(EXERCISE REQUIREMENTS) Only lines holding the word "Applied" should be copied from the material.

(RECORD SET)
-------------------------

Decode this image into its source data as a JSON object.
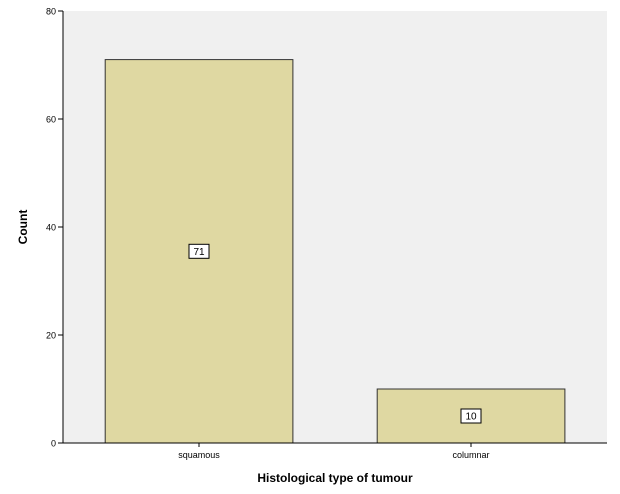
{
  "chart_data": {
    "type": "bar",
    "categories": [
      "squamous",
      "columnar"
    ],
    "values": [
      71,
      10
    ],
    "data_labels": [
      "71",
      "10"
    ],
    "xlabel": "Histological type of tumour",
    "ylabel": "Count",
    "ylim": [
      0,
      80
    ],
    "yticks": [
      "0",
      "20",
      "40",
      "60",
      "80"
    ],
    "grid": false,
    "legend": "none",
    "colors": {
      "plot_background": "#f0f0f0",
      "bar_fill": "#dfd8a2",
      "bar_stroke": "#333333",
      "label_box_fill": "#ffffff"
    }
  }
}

-------------------------

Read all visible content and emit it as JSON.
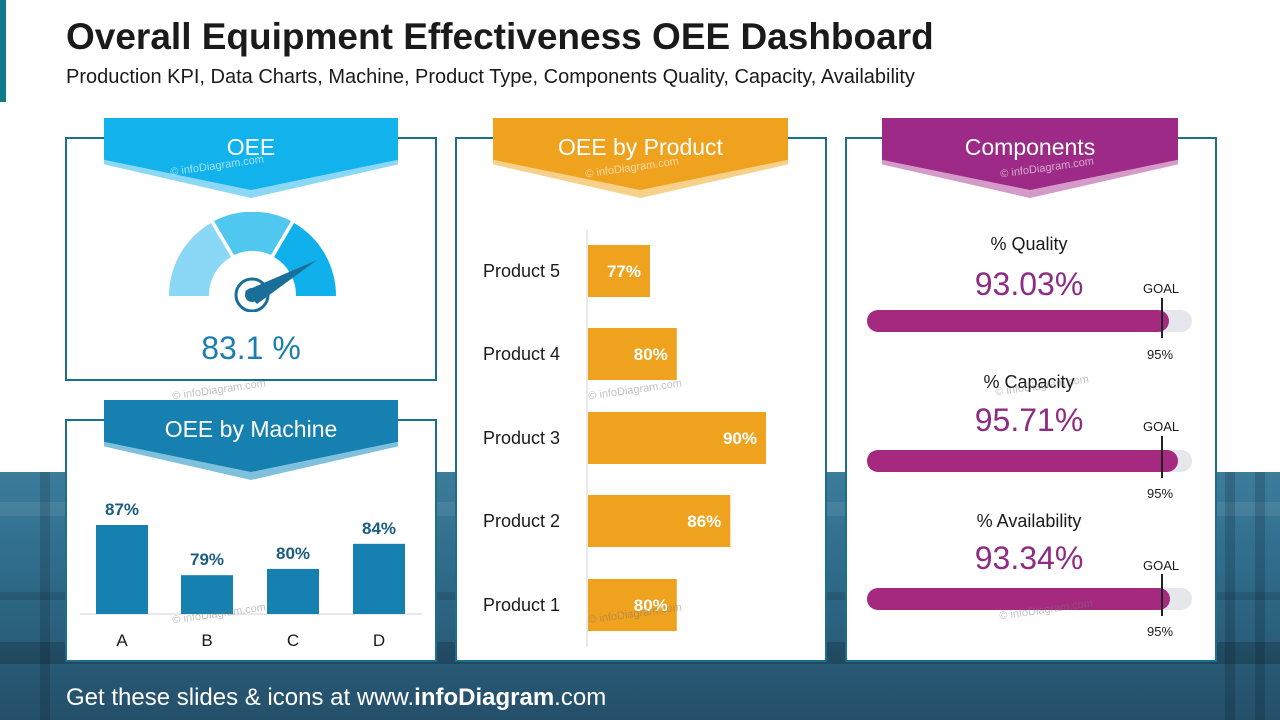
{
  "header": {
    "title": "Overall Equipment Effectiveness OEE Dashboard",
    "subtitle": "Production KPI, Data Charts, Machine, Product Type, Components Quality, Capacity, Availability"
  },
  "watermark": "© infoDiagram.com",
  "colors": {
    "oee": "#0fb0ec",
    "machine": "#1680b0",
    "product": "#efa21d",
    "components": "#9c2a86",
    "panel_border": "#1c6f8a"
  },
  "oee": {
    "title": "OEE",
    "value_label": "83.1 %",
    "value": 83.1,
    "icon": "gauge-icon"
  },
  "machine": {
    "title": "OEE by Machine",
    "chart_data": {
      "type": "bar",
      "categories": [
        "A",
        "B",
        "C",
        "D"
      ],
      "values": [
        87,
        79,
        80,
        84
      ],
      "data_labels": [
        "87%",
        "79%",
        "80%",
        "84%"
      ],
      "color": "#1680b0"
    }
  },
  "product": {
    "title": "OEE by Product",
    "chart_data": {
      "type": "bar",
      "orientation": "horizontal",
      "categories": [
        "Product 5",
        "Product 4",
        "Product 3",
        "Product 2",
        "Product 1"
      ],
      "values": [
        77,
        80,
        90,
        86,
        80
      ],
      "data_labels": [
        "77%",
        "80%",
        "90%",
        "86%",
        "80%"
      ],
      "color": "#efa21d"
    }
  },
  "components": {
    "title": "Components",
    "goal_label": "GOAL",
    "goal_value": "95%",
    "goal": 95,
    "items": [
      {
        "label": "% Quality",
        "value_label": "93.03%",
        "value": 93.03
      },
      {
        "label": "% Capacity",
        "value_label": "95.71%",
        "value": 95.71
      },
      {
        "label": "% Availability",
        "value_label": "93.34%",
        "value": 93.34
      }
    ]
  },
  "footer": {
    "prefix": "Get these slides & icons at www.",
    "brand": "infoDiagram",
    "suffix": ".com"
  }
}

-------------------------

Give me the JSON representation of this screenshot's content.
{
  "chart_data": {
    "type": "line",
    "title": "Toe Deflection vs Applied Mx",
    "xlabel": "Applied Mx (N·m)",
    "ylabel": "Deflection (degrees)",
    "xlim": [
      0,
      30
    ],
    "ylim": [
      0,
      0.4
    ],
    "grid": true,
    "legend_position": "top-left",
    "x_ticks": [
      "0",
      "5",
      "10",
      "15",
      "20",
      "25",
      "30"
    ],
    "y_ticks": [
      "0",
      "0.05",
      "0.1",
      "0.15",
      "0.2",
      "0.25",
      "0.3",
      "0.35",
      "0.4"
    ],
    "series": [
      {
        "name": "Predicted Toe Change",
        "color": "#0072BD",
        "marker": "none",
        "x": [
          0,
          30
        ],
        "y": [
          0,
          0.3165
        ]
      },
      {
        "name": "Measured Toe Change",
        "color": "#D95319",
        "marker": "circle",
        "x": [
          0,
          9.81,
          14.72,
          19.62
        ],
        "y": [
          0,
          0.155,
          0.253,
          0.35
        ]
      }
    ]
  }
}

-------------------------

(PROBLEM SOLUTION)
    "title": "Toe Deflection vs Applied Mx",
    "xlabel": "Applied Mx (N·m)",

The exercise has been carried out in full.